--- Given records ---
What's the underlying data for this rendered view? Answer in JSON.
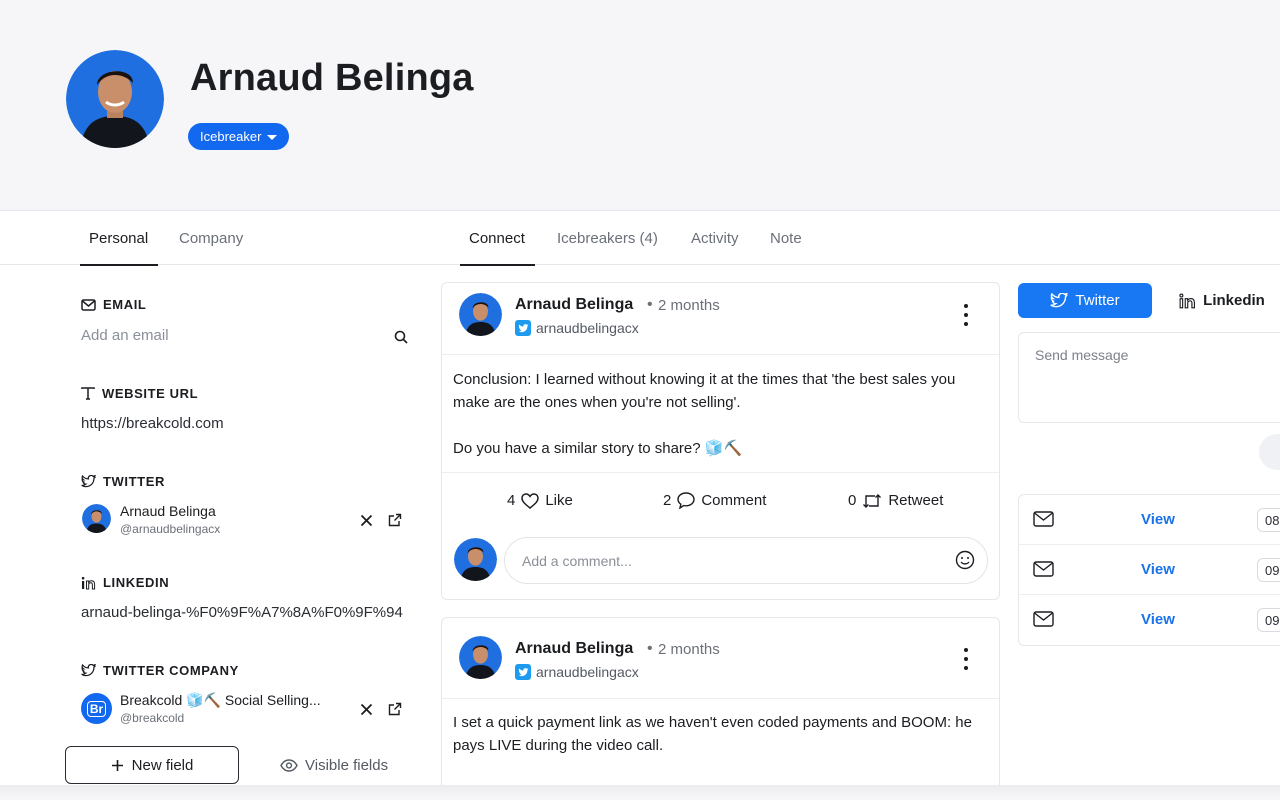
{
  "profile": {
    "name": "Arnaud Belinga",
    "stage_label": "Icebreaker"
  },
  "left_tabs": [
    {
      "label": "Personal",
      "active": true
    },
    {
      "label": "Company",
      "active": false
    }
  ],
  "center_tabs": [
    {
      "label": "Connect",
      "active": true
    },
    {
      "label": "Icebreakers (4)",
      "active": false
    },
    {
      "label": "Activity",
      "active": false
    },
    {
      "label": "Note",
      "active": false
    }
  ],
  "fields": {
    "email": {
      "label": "EMAIL",
      "placeholder": "Add an email"
    },
    "website": {
      "label": "WEBSITE URL",
      "value": "https://breakcold.com"
    },
    "twitter": {
      "label": "TWITTER",
      "name": "Arnaud Belinga",
      "handle": "@arnaudbelingacx"
    },
    "linkedin": {
      "label": "LINKEDIN",
      "value": "arnaud-belinga-%F0%9F%A7%8A%F0%9F%94"
    },
    "twitter_company": {
      "label": "TWITTER COMPANY",
      "name": "Breakcold 🧊⛏️ Social Selling...",
      "handle": "@breakcold",
      "logo_text": "Br"
    }
  },
  "footer_buttons": {
    "new_field": "New field",
    "visible_fields": "Visible fields"
  },
  "posts": [
    {
      "author": "Arnaud Belinga",
      "separator": "•",
      "time": "2 months",
      "handle": "arnaudbelingacx",
      "text": "Conclusion: I learned without knowing it at the times that 'the best sales you make are the ones when you're not selling'.\n\nDo you have a similar story to share? 🧊⛏️",
      "likes_count": "4",
      "likes_label": "Like",
      "comments_count": "2",
      "comments_label": "Comment",
      "retweets_count": "0",
      "retweets_label": "Retweet",
      "comment_placeholder": "Add a comment..."
    },
    {
      "author": "Arnaud Belinga",
      "separator": "•",
      "time": "2 months",
      "handle": "arnaudbelingacx",
      "text": "I set a quick payment link as we haven't even coded payments and BOOM: he pays LIVE during the video call."
    }
  ],
  "panel": {
    "tabs": [
      {
        "label": "Twitter",
        "active": true
      },
      {
        "label": "Linkedin",
        "active": false
      }
    ],
    "message_placeholder": "Send message",
    "messages": [
      {
        "action": "View",
        "time": "08"
      },
      {
        "action": "View",
        "time": "09"
      },
      {
        "action": "View",
        "time": "09"
      }
    ]
  },
  "colors": {
    "accent": "#1368f0",
    "twitter_blue": "#1d9bf0",
    "link_blue": "#1a73e8"
  }
}
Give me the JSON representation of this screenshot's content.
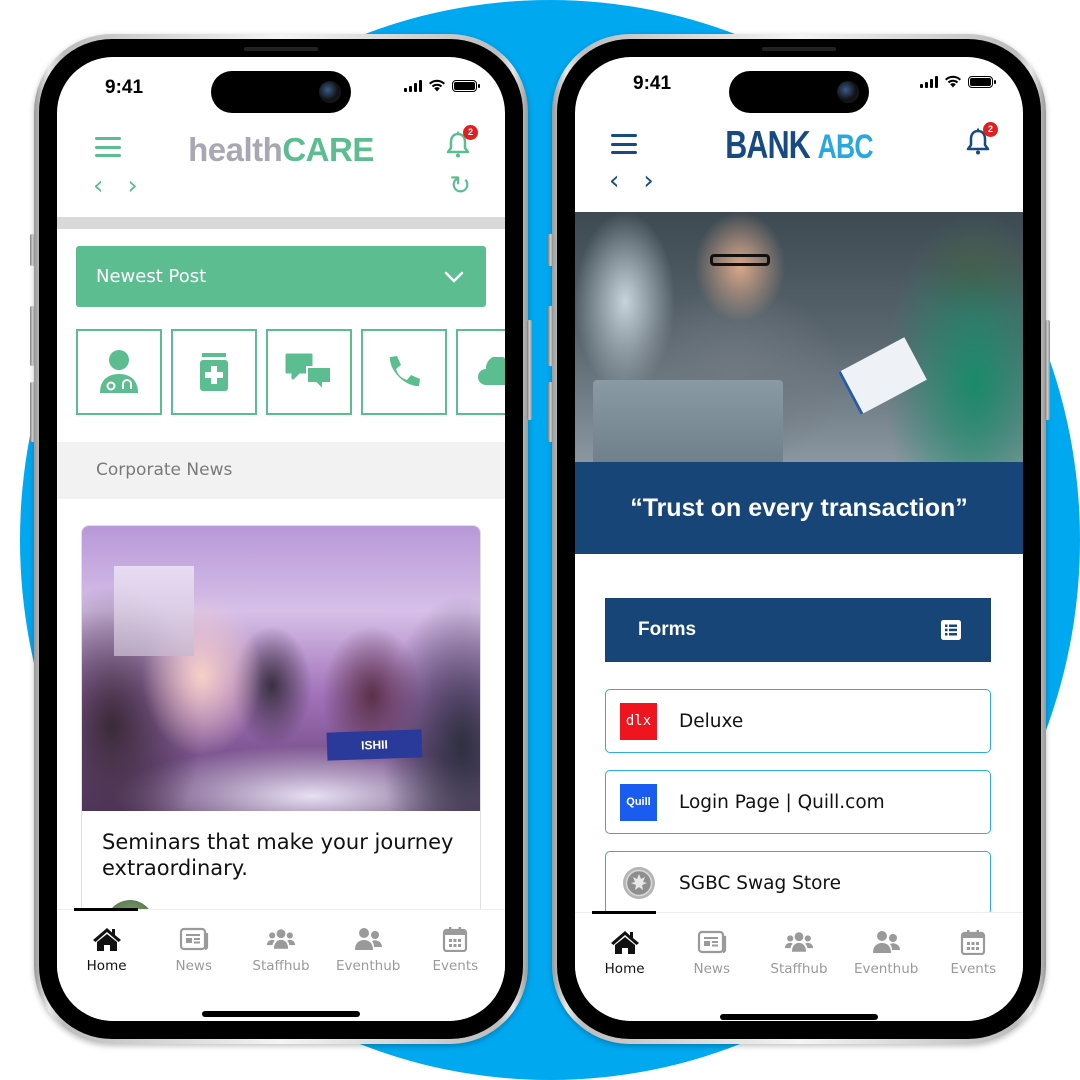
{
  "colors": {
    "background_circle": "#00a8f0",
    "health_green": "#5bbd90",
    "health_gray": "#a9a8b2",
    "bank_navy": "#174578",
    "bank_light_blue": "#29a8e0",
    "badge_red": "#e02020"
  },
  "phones": {
    "health": {
      "status_bar": {
        "time": "9:41"
      },
      "header": {
        "logo_part1": "health",
        "logo_part2": "CARE",
        "notification_count": "2",
        "back_icon": "chevron-left",
        "forward_icon": "chevron-right",
        "menu_icon": "hamburger",
        "refresh_icon": "refresh"
      },
      "dropdown": {
        "label": "Newest Post",
        "icon": "chevron-down"
      },
      "quick_tiles": [
        {
          "icon": "doctor-icon"
        },
        {
          "icon": "medicine-bottle-icon"
        },
        {
          "icon": "chat-bubbles-icon"
        },
        {
          "icon": "phone-icon"
        },
        {
          "icon": "cloud-icon"
        }
      ],
      "section_title": "Corporate News",
      "news_card": {
        "image_nameplate": "ISHII",
        "title": "Seminars that make your  journey extraordinary."
      },
      "tabbar": {
        "tabs": [
          {
            "label": "Home",
            "icon": "home",
            "active": true
          },
          {
            "label": "News",
            "icon": "newspaper",
            "active": false
          },
          {
            "label": "Staffhub",
            "icon": "users",
            "active": false
          },
          {
            "label": "Eventhub",
            "icon": "user-friends",
            "active": false
          },
          {
            "label": "Events",
            "icon": "calendar",
            "active": false
          }
        ]
      }
    },
    "bank": {
      "status_bar": {
        "time": "9:41"
      },
      "header": {
        "logo_part1": "BANK",
        "logo_part2": "ABC",
        "notification_count": "2",
        "back_icon": "chevron-left",
        "forward_icon": "chevron-right",
        "menu_icon": "hamburger"
      },
      "slogan": "“Trust on every transaction”",
      "forms_section": {
        "title": "Forms",
        "icon": "list-alt"
      },
      "form_items": [
        {
          "logo_text": "dlx",
          "logo_color": "#f0141e",
          "name": "Deluxe"
        },
        {
          "logo_text": "Quill",
          "logo_color": "#1a5cf0",
          "name": "Login Page | Quill.com"
        },
        {
          "logo_text": "",
          "logo_color": "#9a9a9a",
          "name": "SGBC Swag Store"
        }
      ],
      "tabbar": {
        "tabs": [
          {
            "label": "Home",
            "icon": "home",
            "active": true
          },
          {
            "label": "News",
            "icon": "newspaper",
            "active": false
          },
          {
            "label": "Staffhub",
            "icon": "users",
            "active": false
          },
          {
            "label": "Eventhub",
            "icon": "user-friends",
            "active": false
          },
          {
            "label": "Events",
            "icon": "calendar",
            "active": false
          }
        ]
      }
    }
  }
}
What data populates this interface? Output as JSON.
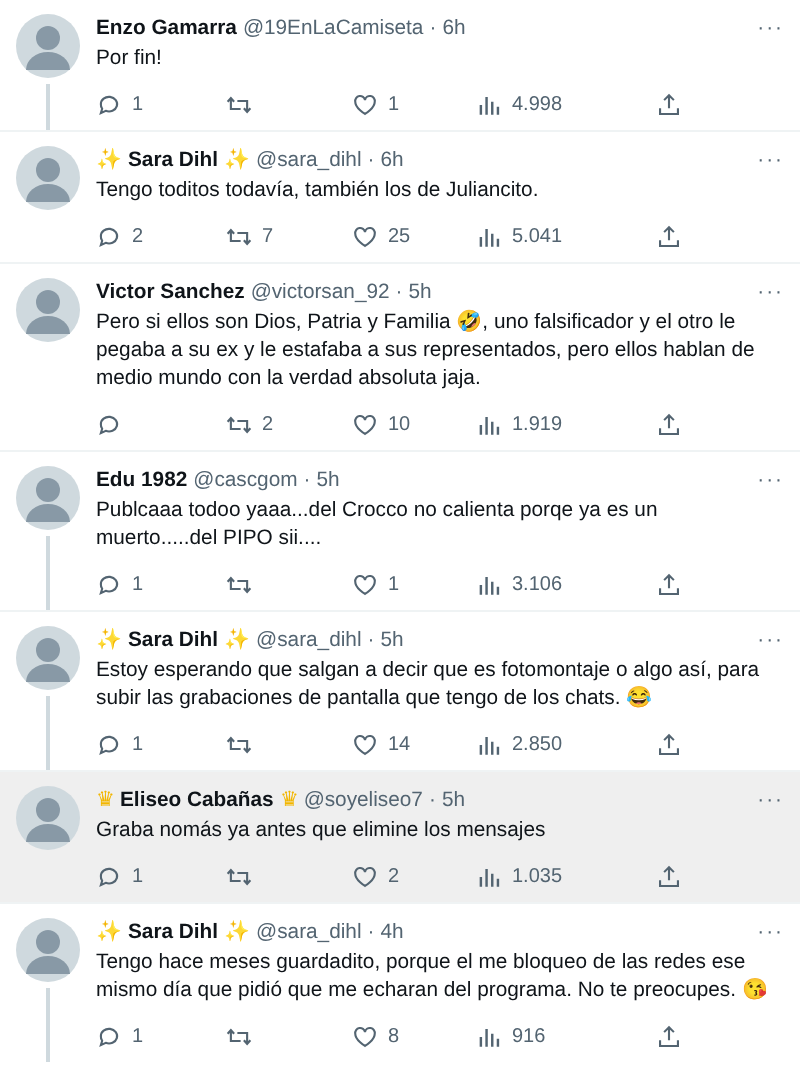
{
  "tweets": [
    {
      "name": "Enzo Gamarra",
      "handle": "@19EnLaCamiseta",
      "separator": "·",
      "time": "6h",
      "more": "···",
      "text": "Por fin!",
      "replies": "1",
      "likes": "1",
      "views": "4.998",
      "thread_below": true,
      "highlighted": false
    },
    {
      "name": "Sara Dihl",
      "name_emoji": "✨",
      "handle": "@sara_dihl",
      "separator": "·",
      "time": "6h",
      "more": "···",
      "text": "Tengo toditos todavía, también los de Juliancito.",
      "replies": "2",
      "retweets": "7",
      "likes": "25",
      "views": "5.041",
      "thread_below": false,
      "highlighted": false
    },
    {
      "name": "Victor Sanchez",
      "handle": "@victorsan_92",
      "separator": "·",
      "time": "5h",
      "more": "···",
      "text": "Pero si ellos son Dios, Patria y Familia 🤣, uno falsificador y el otro le pegaba a su ex y le estafaba a sus representados, pero ellos hablan de medio mundo con la verdad absoluta jaja.",
      "retweets": "2",
      "likes": "10",
      "views": "1.919",
      "thread_below": false,
      "highlighted": false
    },
    {
      "name": "Edu 1982",
      "handle": "@cascgom",
      "separator": "·",
      "time": "5h",
      "more": "···",
      "text": "Publcaaa todoo yaaa...del Crocco no calienta porqe ya es un muerto.....del PIPO sii....",
      "replies": "1",
      "likes": "1",
      "views": "3.106",
      "thread_below": true,
      "highlighted": false
    },
    {
      "name": "Sara Dihl",
      "name_emoji": "✨",
      "handle": "@sara_dihl",
      "separator": "·",
      "time": "5h",
      "more": "···",
      "text": "Estoy esperando que salgan a decir que es fotomontaje o algo así, para subir las grabaciones de pantalla que tengo de los chats. 😂",
      "replies": "1",
      "likes": "14",
      "views": "2.850",
      "thread_below": true,
      "highlighted": false
    },
    {
      "name": "Eliseo Cabañas",
      "name_emoji": "♛",
      "handle": "@soyeliseo7",
      "separator": "·",
      "time": "5h",
      "more": "···",
      "text": "Graba nomás ya antes que elimine los mensajes",
      "replies": "1",
      "likes": "2",
      "views": "1.035",
      "thread_below": false,
      "highlighted": true
    },
    {
      "name": "Sara Dihl",
      "name_emoji": "✨",
      "handle": "@sara_dihl",
      "separator": "·",
      "time": "4h",
      "more": "···",
      "text": "Tengo hace meses guardadito, porque el me bloqueo de las redes ese mismo día que pidió que me echaran del programa. No te preocupes. 😘",
      "replies": "1",
      "likes": "8",
      "views": "916",
      "thread_below": true,
      "highlighted": false
    }
  ]
}
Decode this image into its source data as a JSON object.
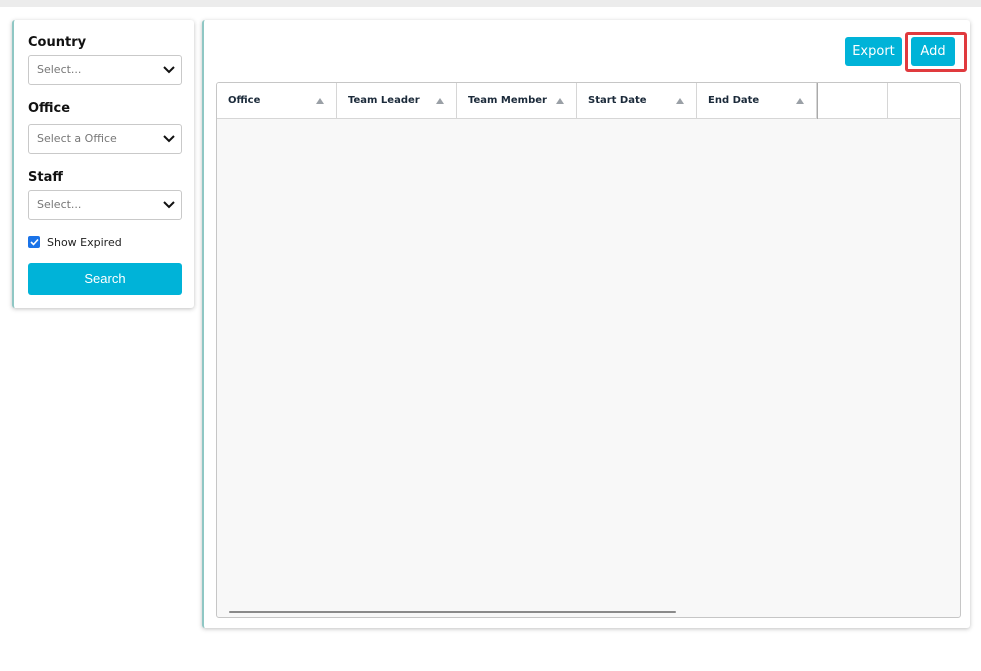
{
  "filters": {
    "country": {
      "label": "Country",
      "placeholder": "Select..."
    },
    "office": {
      "label": "Office",
      "placeholder": "Select a Office"
    },
    "staff": {
      "label": "Staff",
      "placeholder": "Select..."
    },
    "show_expired": {
      "label": "Show Expired",
      "checked": true
    },
    "search_label": "Search"
  },
  "toolbar": {
    "export_label": "Export",
    "add_label": "Add"
  },
  "grid": {
    "columns": [
      "Office",
      "Team Leader",
      "Team Member",
      "Start Date",
      "End Date",
      "",
      ""
    ],
    "rows": []
  },
  "colors": {
    "accent": "#00b3d8",
    "highlight": "#e03a3e",
    "checkbox": "#1a73e8"
  }
}
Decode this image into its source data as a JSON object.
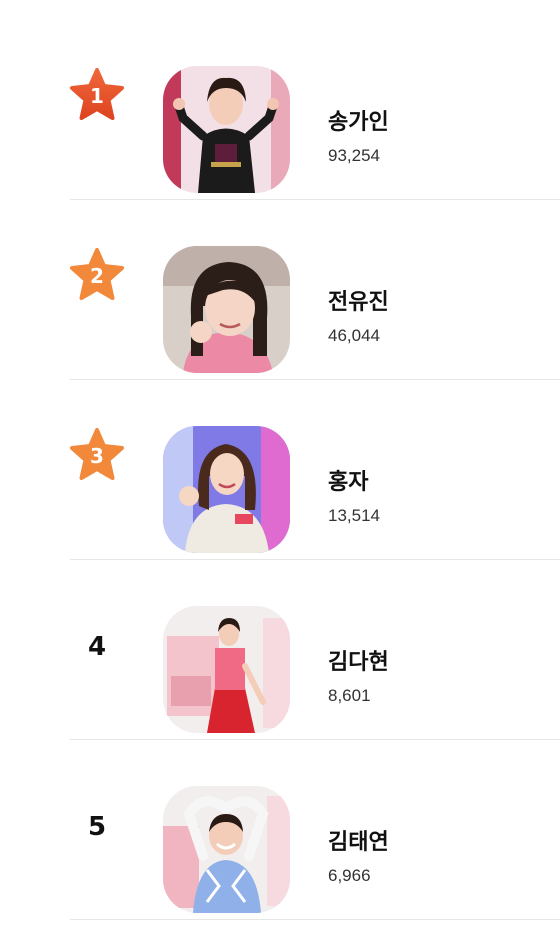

--- To be done ---
List every line above that holds the word "JSON".

--- The response ---
What's the underlying data for this rendered view? Answer in JSON.
Give me the JSON representation of this screenshot's content.
What data populates this interface? Output as JSON.
Decode this image into its source data as a JSON object.
Decode this image into its source data as a JSON object.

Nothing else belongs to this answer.